(Stored records)
--- START ---

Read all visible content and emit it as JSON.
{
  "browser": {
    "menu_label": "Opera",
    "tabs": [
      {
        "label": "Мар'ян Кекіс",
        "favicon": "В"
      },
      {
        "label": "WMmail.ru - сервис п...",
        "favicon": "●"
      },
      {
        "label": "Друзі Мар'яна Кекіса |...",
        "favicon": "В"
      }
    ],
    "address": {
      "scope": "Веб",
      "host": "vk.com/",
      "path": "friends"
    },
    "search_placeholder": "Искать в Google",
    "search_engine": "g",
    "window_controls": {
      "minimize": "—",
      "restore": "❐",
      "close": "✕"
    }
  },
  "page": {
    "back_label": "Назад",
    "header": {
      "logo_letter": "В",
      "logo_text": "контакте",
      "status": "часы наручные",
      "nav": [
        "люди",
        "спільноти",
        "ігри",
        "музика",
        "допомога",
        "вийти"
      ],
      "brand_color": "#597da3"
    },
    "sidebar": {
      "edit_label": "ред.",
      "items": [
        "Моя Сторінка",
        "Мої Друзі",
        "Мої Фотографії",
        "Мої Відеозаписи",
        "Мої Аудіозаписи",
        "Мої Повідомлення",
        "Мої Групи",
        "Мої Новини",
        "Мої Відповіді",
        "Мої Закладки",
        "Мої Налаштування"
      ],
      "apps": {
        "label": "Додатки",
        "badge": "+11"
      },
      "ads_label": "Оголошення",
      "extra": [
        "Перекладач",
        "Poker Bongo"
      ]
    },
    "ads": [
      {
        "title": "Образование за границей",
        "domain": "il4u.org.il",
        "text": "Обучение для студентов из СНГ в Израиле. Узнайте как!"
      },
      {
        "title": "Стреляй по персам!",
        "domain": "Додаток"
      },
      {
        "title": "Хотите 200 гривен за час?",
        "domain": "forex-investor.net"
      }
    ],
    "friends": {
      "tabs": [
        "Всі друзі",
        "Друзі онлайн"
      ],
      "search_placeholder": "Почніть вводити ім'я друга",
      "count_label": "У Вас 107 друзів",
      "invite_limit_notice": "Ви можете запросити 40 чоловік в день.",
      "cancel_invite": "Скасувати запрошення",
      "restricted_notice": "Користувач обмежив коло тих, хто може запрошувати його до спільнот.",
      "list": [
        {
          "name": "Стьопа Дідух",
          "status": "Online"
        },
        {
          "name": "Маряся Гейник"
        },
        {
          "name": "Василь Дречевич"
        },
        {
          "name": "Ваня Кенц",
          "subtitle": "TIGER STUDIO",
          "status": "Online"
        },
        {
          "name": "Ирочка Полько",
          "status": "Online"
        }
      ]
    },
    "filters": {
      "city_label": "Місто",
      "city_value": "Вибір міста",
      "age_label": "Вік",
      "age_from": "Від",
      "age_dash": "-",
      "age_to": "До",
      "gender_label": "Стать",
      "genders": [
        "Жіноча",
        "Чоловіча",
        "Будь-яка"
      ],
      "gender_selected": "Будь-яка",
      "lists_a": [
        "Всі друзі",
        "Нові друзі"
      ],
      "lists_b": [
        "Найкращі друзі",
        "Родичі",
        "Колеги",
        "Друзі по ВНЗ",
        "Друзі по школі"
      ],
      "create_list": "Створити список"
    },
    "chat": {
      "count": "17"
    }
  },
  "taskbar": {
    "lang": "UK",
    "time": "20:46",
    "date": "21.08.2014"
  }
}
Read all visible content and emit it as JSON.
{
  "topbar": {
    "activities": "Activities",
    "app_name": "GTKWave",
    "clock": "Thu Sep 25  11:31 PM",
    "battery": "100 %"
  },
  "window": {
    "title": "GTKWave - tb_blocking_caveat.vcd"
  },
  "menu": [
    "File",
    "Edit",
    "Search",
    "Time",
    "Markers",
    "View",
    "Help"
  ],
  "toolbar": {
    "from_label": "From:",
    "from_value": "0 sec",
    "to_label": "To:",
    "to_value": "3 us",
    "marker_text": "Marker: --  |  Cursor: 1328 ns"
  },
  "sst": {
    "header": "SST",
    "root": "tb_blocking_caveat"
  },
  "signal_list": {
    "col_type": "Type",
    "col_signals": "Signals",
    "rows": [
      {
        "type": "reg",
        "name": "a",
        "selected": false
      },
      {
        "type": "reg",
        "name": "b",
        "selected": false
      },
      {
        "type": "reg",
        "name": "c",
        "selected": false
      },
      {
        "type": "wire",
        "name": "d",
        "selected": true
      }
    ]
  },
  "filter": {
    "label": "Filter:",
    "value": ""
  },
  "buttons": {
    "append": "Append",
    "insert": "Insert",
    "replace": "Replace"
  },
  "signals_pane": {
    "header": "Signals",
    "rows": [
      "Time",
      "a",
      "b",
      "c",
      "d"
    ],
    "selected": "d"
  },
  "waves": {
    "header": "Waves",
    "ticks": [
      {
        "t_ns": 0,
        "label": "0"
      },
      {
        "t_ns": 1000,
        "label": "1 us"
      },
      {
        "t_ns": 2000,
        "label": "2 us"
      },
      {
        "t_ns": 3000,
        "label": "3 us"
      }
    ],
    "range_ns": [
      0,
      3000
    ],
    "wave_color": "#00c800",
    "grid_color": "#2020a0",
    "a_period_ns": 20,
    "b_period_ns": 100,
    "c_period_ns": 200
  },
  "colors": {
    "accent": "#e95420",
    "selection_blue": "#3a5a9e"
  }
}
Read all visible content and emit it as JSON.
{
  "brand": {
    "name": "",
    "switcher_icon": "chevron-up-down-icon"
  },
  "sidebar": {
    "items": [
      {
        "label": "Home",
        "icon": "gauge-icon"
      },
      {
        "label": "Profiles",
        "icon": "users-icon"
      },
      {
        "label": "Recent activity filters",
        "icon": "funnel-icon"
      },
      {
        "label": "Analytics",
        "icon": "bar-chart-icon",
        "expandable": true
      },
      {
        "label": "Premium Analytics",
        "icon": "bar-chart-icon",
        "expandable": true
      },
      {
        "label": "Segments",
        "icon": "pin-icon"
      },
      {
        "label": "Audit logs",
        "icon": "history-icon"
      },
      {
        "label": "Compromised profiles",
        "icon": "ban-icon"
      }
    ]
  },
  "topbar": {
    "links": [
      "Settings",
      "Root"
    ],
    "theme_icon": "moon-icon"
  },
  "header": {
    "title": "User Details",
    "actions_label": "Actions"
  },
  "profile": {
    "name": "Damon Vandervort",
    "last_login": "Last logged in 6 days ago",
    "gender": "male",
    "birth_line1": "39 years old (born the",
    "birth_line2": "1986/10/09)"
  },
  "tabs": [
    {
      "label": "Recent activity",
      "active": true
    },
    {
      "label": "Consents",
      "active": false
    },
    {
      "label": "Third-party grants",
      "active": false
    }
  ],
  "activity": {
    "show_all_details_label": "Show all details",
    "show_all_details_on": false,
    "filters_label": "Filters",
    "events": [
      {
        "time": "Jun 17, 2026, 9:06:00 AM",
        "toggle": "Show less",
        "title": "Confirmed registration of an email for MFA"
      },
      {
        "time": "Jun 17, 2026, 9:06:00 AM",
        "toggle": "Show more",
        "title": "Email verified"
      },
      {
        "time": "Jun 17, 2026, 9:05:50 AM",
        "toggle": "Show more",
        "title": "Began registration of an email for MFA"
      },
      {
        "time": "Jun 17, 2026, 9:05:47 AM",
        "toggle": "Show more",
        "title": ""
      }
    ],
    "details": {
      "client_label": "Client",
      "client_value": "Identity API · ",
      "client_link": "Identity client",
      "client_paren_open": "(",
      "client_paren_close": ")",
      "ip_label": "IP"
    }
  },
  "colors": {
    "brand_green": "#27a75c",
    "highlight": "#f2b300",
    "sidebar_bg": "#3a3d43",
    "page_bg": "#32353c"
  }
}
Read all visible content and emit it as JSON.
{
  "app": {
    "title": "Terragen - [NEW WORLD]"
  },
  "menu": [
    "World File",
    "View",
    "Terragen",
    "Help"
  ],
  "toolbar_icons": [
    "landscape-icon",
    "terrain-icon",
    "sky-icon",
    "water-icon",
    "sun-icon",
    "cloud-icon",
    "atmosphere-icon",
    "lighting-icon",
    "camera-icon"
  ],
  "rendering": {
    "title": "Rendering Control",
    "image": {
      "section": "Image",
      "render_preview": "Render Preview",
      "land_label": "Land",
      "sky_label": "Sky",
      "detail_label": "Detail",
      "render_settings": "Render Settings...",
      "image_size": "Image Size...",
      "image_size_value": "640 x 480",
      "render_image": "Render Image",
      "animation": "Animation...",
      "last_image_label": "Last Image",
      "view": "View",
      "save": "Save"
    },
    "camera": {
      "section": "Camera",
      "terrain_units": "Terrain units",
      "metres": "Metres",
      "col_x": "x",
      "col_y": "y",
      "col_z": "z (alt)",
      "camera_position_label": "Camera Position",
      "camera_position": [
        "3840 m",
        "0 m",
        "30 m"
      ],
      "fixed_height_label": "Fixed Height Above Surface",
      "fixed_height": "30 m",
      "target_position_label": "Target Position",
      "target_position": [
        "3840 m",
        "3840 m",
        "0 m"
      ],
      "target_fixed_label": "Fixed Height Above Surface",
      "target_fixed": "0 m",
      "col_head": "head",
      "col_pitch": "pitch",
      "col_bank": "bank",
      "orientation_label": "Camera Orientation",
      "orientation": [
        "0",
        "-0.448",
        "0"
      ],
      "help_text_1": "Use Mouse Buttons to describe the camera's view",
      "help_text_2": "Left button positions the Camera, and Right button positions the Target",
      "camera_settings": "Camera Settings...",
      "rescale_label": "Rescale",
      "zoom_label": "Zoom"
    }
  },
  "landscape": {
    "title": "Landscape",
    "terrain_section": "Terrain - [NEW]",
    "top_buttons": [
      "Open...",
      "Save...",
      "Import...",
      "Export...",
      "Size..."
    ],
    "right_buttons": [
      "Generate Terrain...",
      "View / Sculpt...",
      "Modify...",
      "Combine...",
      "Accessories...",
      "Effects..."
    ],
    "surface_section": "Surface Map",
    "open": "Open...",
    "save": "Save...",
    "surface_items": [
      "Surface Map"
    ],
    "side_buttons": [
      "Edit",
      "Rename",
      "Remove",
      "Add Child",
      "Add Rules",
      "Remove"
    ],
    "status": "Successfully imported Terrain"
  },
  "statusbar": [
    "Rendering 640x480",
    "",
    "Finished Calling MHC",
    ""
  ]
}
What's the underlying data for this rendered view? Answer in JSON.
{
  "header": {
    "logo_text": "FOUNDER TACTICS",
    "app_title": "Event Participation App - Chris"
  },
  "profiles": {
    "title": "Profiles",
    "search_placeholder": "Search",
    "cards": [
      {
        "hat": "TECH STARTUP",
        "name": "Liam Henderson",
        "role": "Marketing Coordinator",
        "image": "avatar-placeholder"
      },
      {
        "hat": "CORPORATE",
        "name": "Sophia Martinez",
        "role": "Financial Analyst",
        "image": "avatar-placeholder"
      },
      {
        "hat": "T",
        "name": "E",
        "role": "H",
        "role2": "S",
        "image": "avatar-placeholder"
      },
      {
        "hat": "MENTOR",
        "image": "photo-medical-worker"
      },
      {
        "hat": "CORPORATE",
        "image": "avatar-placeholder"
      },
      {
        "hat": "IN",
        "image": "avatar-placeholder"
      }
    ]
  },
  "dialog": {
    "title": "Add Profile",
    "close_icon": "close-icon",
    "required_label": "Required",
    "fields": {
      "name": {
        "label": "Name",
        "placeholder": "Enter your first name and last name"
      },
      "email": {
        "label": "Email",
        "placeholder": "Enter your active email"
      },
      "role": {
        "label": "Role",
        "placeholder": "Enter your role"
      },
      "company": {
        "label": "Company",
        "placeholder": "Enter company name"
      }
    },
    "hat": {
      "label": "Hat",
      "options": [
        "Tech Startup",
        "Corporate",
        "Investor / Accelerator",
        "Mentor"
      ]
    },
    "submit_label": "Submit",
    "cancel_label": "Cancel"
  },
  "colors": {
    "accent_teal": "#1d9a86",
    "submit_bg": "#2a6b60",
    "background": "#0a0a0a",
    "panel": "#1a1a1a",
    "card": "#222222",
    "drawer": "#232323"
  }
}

--- END ---

* _TASK DESCRIPTION_
Begin at the line containing "What's the underlying" and reproduce each line through the end of the records above.

* _FULL SOLUTION_
What's the underlying data for this rendered view? Answer in JSON.
{
  "header": {
    "logo_text": "FOUNDER TACTICS",
    "app_title": "Event Participation App - Chris"
  },
  "profiles": {
    "title": "Profiles",
    "search_placeholder": "Search",
    "cards": [
      {
        "hat": "TECH STARTUP",
        "name": "Liam Henderson",
        "role": "Marketing Coordinator",
        "image": "avatar-placeholder"
      },
      {
        "hat": "CORPORATE",
        "name": "Sophia Martinez",
        "role": "Financial Analyst",
        "image": "avatar-placeholder"
      },
      {
        "hat": "T",
        "name": "E",
        "role": "H",
        "role2": "S",
        "image": "avatar-placeholder"
      },
      {
        "hat": "MENTOR",
        "image": "photo-medical-worker"
      },
      {
        "hat": "CORPORATE",
        "image": "avatar-placeholder"
      },
      {
        "hat": "IN",
        "image": "avatar-placeholder"
      }
    ]
  },
  "dialog": {
    "title": "Add Profile",
    "close_icon": "close-icon",
    "required_label": "Required",
    "fields": {
      "name": {
        "label": "Name",
        "placeholder": "Enter your first name and last name"
      },
      "email": {
        "label": "Email",
        "placeholder": "Enter your active email"
      },
      "role": {
        "label": "Role",
        "placeholder": "Enter your role"
      },
      "company": {
        "label": "Company",
        "placeholder": "Enter company name"
      }
    },
    "hat": {
      "label": "Hat",
      "options": [
        "Tech Startup",
        "Corporate",
        "Investor / Accelerator",
        "Mentor"
      ]
    },
    "submit_label": "Submit",
    "cancel_label": "Cancel"
  },
  "colors": {
    "accent_teal": "#1d9a86",
    "submit_bg": "#2a6b60",
    "background": "#0a0a0a",
    "panel": "#1a1a1a",
    "card": "#222222",
    "drawer": "#232323"
  }
}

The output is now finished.